* **Document passage**
************
QUICK FIX DOUBLE FEATURE: Out of the Bag
HAMMER versus CAPTAIN COLD
The One You Love Conclusion (DC)
Where: Catwoman #49 When: January 2006
Why: Will Pfeifer How: Pete Woods
So, we dared to touch upon the nasty subject of Amazons Attack [Wander Woman], a series that has done absolutely nothing for the otherwise rising star of writer, Will Pfeifer.
In light of that, I thought it was probably worth zooming in to check out some of Pfeifer's much better work, namely picking up the slack on Catwoman after fan favourite writers Darwyn Cooke and Ed Brubaker left the title reinvigorated. Tag neglecters might also like to backtrack to the only other entry from Pfeifer's catalogue, the first issue of Captain Atom: Armageddon, reviewed earlier in the year.
But back to Catwoman. For those not terribly interested in the character or the title, it's probably hard to appreciate the situation Pfeifer was put in. The pressure almost certainly didn't come from the company, as this was among several maneuvers that really positioned Pfeifer as one of the up-and-comers at DC, but for fans and an industry, this was potentially a recipe for disaster!
The title had languished in a decade of reality-defying purple bodysuits, and equally unfathomable boobs, the result of Frank Miller's Year One contribution decaying as it passed through filter, to filter. Such a prominent character was undeniably calling out for a revamp. Fortunately for all concerned, it was masters Darwyn Cooke and Ed Brubaker who ultimately answered in a series of short back-ups in the pages of Detective Comics.
The duo were able to steer Catwoman back to the light with a sexy and smart approach to the characterization, that was achieved through Cooke's fun, chic pencils, and an overall intelligent script. Likewise, fleshing the supporting cast out to include golden age Detective Comics character, Slam Bradley, was a stroke of genius, and the finishing touch to sustaining Catwoman as a property.
Cooke left the book, but Brubaker continued to enjoy success with the visually similar collaborations that followed, most prominently stories with Cameron Stewart. Fill-in writers and artists would follow, while the book ebbed and flowed after suffering War Games crossovers, marking the end of Brubaker's run (#37).
With Brubaker presumably fatigued, and Marvel-bound, the time had finally come to find a replacement on the sleeper-hit of the decade.
Enter: Will Pfeifer and Pete Woods.
************
* **Extracted information**
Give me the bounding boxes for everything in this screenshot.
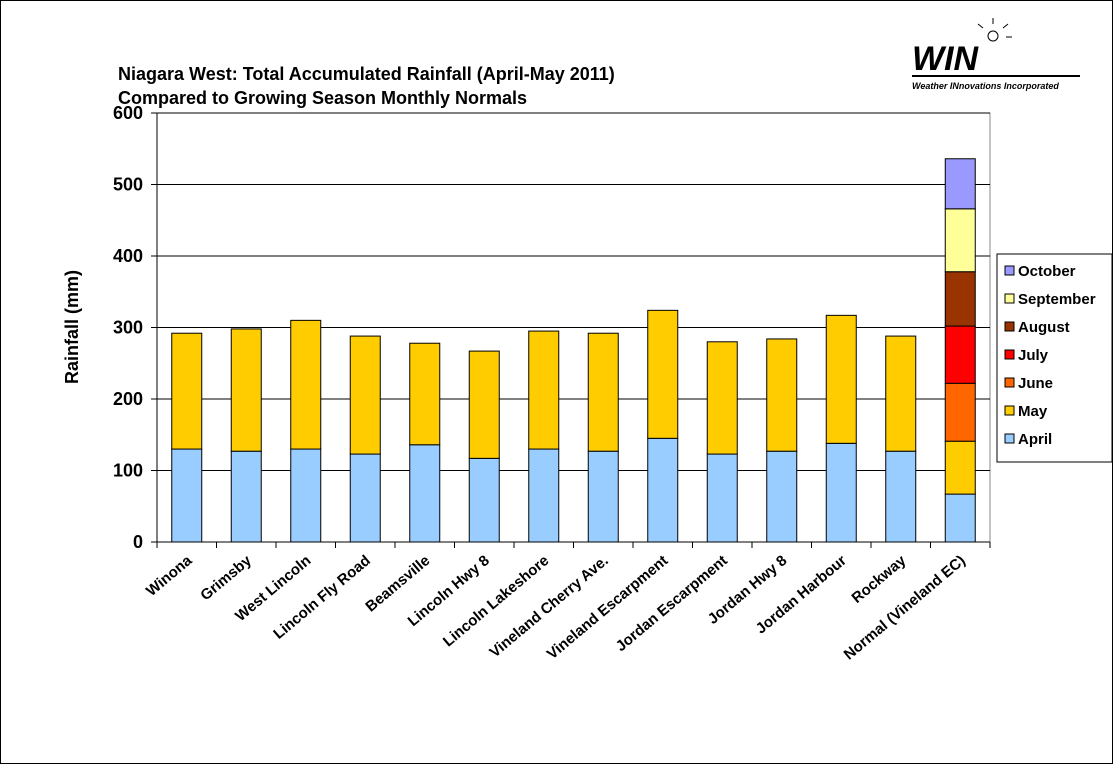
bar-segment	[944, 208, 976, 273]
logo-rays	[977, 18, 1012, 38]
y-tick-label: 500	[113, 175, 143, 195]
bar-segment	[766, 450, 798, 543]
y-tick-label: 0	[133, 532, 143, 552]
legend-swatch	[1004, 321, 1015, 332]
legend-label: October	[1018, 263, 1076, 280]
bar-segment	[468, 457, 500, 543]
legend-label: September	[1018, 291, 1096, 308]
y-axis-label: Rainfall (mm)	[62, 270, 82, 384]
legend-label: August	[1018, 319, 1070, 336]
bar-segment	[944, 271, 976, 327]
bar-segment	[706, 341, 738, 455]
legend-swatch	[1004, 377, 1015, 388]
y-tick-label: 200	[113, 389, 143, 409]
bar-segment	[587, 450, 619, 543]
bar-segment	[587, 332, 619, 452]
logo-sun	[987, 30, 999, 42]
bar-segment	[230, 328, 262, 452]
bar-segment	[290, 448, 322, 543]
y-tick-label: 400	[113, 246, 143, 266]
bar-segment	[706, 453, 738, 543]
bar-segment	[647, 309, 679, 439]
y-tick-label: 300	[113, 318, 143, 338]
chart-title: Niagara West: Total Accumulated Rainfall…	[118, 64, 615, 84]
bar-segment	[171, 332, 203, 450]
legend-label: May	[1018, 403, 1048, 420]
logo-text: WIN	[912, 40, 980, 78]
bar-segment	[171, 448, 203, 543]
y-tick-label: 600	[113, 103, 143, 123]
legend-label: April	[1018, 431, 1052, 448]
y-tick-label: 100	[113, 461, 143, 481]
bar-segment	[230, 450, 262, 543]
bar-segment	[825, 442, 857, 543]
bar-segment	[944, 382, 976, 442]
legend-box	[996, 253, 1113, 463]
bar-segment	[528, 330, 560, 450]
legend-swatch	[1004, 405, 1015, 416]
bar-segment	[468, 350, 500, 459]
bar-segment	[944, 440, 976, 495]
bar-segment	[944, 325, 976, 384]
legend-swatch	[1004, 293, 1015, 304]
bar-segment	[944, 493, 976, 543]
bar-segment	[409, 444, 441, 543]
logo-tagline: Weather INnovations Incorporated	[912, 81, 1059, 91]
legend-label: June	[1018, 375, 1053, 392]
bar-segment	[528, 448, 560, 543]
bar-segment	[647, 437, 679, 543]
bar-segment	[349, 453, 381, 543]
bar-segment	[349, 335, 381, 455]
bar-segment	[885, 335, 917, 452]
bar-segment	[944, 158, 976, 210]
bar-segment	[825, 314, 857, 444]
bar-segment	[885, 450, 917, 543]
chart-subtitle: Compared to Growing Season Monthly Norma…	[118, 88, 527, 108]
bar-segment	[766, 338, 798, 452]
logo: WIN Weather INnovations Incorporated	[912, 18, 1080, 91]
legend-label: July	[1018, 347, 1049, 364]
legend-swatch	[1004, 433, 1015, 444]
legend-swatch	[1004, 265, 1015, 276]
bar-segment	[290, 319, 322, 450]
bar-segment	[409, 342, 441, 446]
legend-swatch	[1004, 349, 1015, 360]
************
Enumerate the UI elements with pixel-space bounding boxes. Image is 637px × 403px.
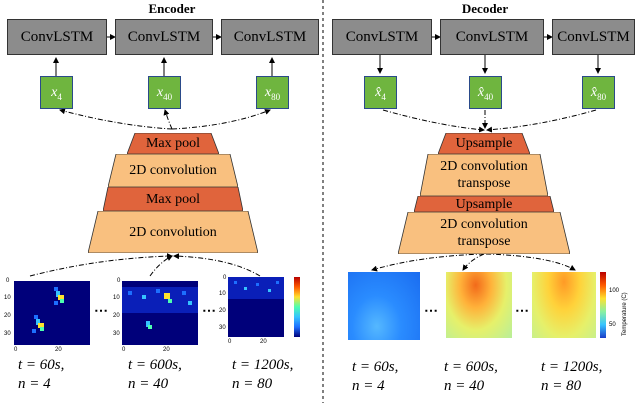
************
* **Jobs**
- 1) Answer these questions from the Catwoman review:
(a) Which issue of Catwoman is covered, and when was it published?
(b) In which title did the short back-ups by Darwyn Cooke and Ed Brubaker appear?
(c) Which issue number marked the end of Brubaker's run?
- 2) According to the Catwoman review, why was the character in need of a revamp before Cooke and Brubaker took over? Answer in one to three sentences.
- 3) Write the next part of the Catwoman review, starting after "Enter: Will Pfeifer and Pete Woods."
The lines have nothing to do with the Catwoman review.

* **Results for the exercise**
- 1)
(a) Catwoman #49, published in January 2006.
(b) Detective Comics.
(c) #37.

- 2) The title had spent a decade stuck with reality-defying purple bodysuits and equally unfathomable boobs. The review blames this on Frank Miller's Year One contribution decaying as it passed from filter to filter.

- 3)
Stand-ins filled the void, but it was with issue #45 that the next chapter in the renewed Catwoman's saga began. Pete Woods' visuals departed totally from the cartoony approach initiated by Cooke. Pfeifer represented a slightly less radical shift in the writing, but still delivered what could be described as a less cute, stylized approach to the character, opening her up more to the urban sprawl of Gotham's moving parts, and the super-elements of the Infinite Crisis Society.
It wasn't all about Catwoman, though, and Pfeifer did well to borrow and continue elements established by the previous creative teams.
In issue forty-nine, occasional Catwoman co-hort, Captain Cold, is perturbed to learn of Catwoman's apparent demise at the hands of Angle Man.
The Society quartet of Hammer, Angle Man, Hugo Strange and Cold see to the body's dismemberment, scattering it across Gotham City so as to reduce trace evidence. They are of course, completely unaware of Catwoman's gambit involving the calling in of a favour from a shape-shifter.
Content with a less brutal way of crime, Captain Cold opts out of maintaining his association with the villains, considering Catwoman's murder "unnecessary."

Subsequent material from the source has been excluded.